TASK INSTRUCTIONS:
Go through the entries below and collect each line with the string "грунтовых" in it.

(Collected data entries)
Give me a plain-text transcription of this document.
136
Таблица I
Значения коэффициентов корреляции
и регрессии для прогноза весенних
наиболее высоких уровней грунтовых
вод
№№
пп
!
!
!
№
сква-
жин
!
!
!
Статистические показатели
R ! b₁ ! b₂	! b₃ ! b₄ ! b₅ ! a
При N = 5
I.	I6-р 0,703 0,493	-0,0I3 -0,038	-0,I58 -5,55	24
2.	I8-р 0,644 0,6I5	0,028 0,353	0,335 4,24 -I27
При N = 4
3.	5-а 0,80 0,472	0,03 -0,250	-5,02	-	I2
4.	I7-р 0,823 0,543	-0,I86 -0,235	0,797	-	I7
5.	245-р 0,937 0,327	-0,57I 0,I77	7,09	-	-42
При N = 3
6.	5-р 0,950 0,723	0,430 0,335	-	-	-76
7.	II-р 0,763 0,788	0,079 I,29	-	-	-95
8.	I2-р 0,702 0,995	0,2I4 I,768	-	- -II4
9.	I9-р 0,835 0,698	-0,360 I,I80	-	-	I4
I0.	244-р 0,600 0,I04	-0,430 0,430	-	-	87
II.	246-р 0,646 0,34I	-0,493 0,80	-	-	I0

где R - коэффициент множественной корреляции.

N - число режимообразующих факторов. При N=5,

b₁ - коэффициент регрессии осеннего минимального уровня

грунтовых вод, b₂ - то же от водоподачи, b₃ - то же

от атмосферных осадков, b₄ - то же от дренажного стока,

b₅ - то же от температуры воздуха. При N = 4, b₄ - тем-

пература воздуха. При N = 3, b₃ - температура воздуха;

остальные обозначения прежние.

CORRECT RESPONSE:
наиболее высоких уровней грунтовых
грунтовых вод, b₂ - то же от водоподачи, b₃ - то же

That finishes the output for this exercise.